Could you transcribe every record below exactly as written, leaving out any pictures?

________________

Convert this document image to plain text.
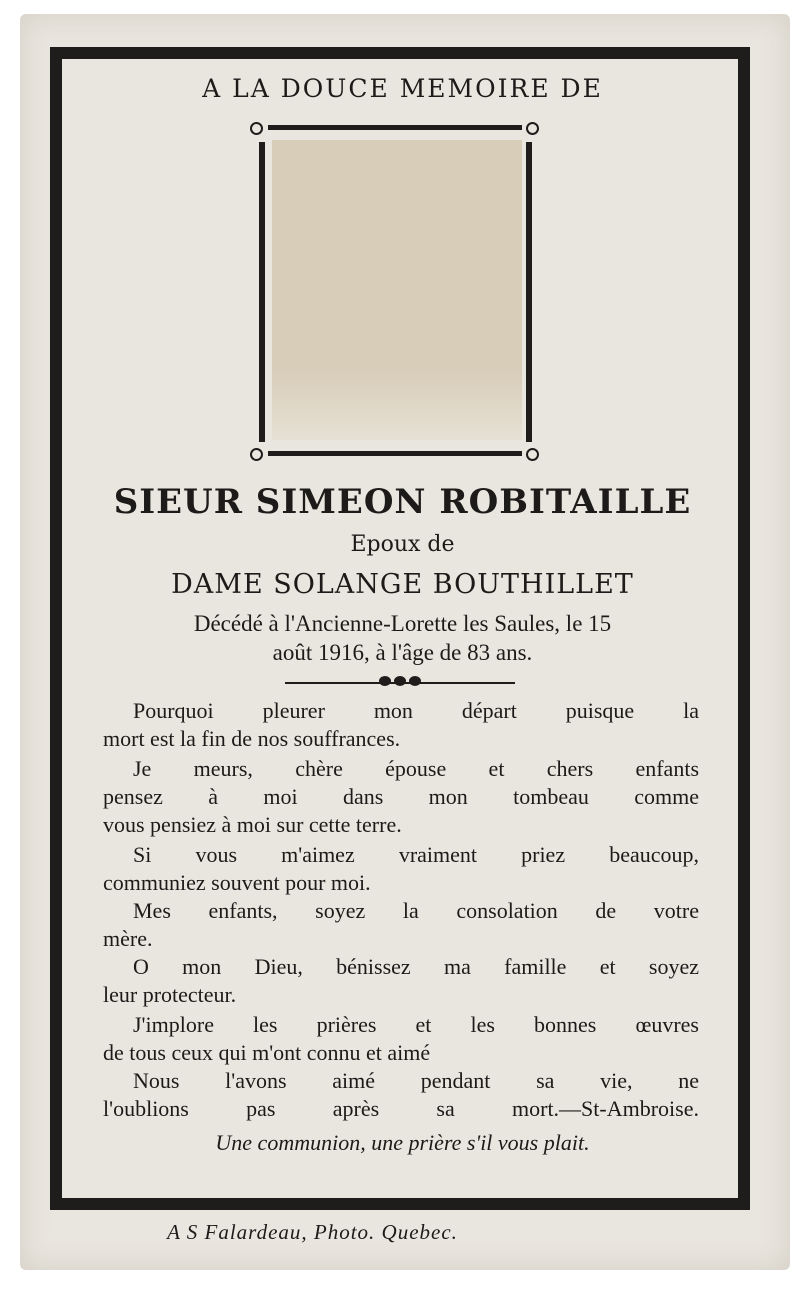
A LA DOUCE MEMOIRE DE
SIEUR SIMEON ROBITAILLE
Epoux de
DAME SOLANGE BOUTHILLET
Décédé à l'Ancienne-Lorette les Saules, le 15
août 1916, à l'âge de 83 ans.
Pourquoi pleurer mon départ puisque la
mort est la fin de nos souffrances.
Je meurs, chère épouse et chers enfants
pensez à moi dans mon tombeau comme
vous pensiez à moi sur cette terre.
Si vous m'aimez vraiment priez beaucoup,
communiez souvent pour moi.
Mes enfants, soyez la consolation de votre
mère.
O mon Dieu, bénissez ma famille et soyez
leur protecteur.
J'implore les prières et les bonnes œuvres
de tous ceux qui m'ont connu et aimé
Nous l'avons aimé pendant sa vie, ne
l'oublions pas après sa mort.—St-Ambroise.
Une communion, une prière s'il vous plait.
A S Falardeau, Photo. Quebec.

________________

### Solved exercise
Convert this document image to plain text.
A LA DOUCE MEMOIRE DE
SIEUR SIMEON ROBITAILLE
Epoux de
DAME SOLANGE BOUTHILLET
Décédé à l'Ancienne-Lorette les Saules, le 15
août 1916, à l'âge de 83 ans.
Pourquoi pleurer mon départ puisque la
mort est la fin de nos souffrances.
Je meurs, chère épouse et chers enfants
pensez à moi dans mon tombeau comme
vous pensiez à moi sur cette terre.
Si vous m'aimez vraiment priez beaucoup,
communiez souvent pour moi.
Mes enfants, soyez la consolation de votre
mère.
O mon Dieu, bénissez ma famille et soyez
leur protecteur.
J'implore les prières et les bonnes œuvres
de tous ceux qui m'ont connu et aimé
Nous l'avons aimé pendant sa vie, ne
l'oublions pas après sa mort.—St-Ambroise.
Une communion, une prière s'il vous plait.
A S Falardeau, Photo. Quebec.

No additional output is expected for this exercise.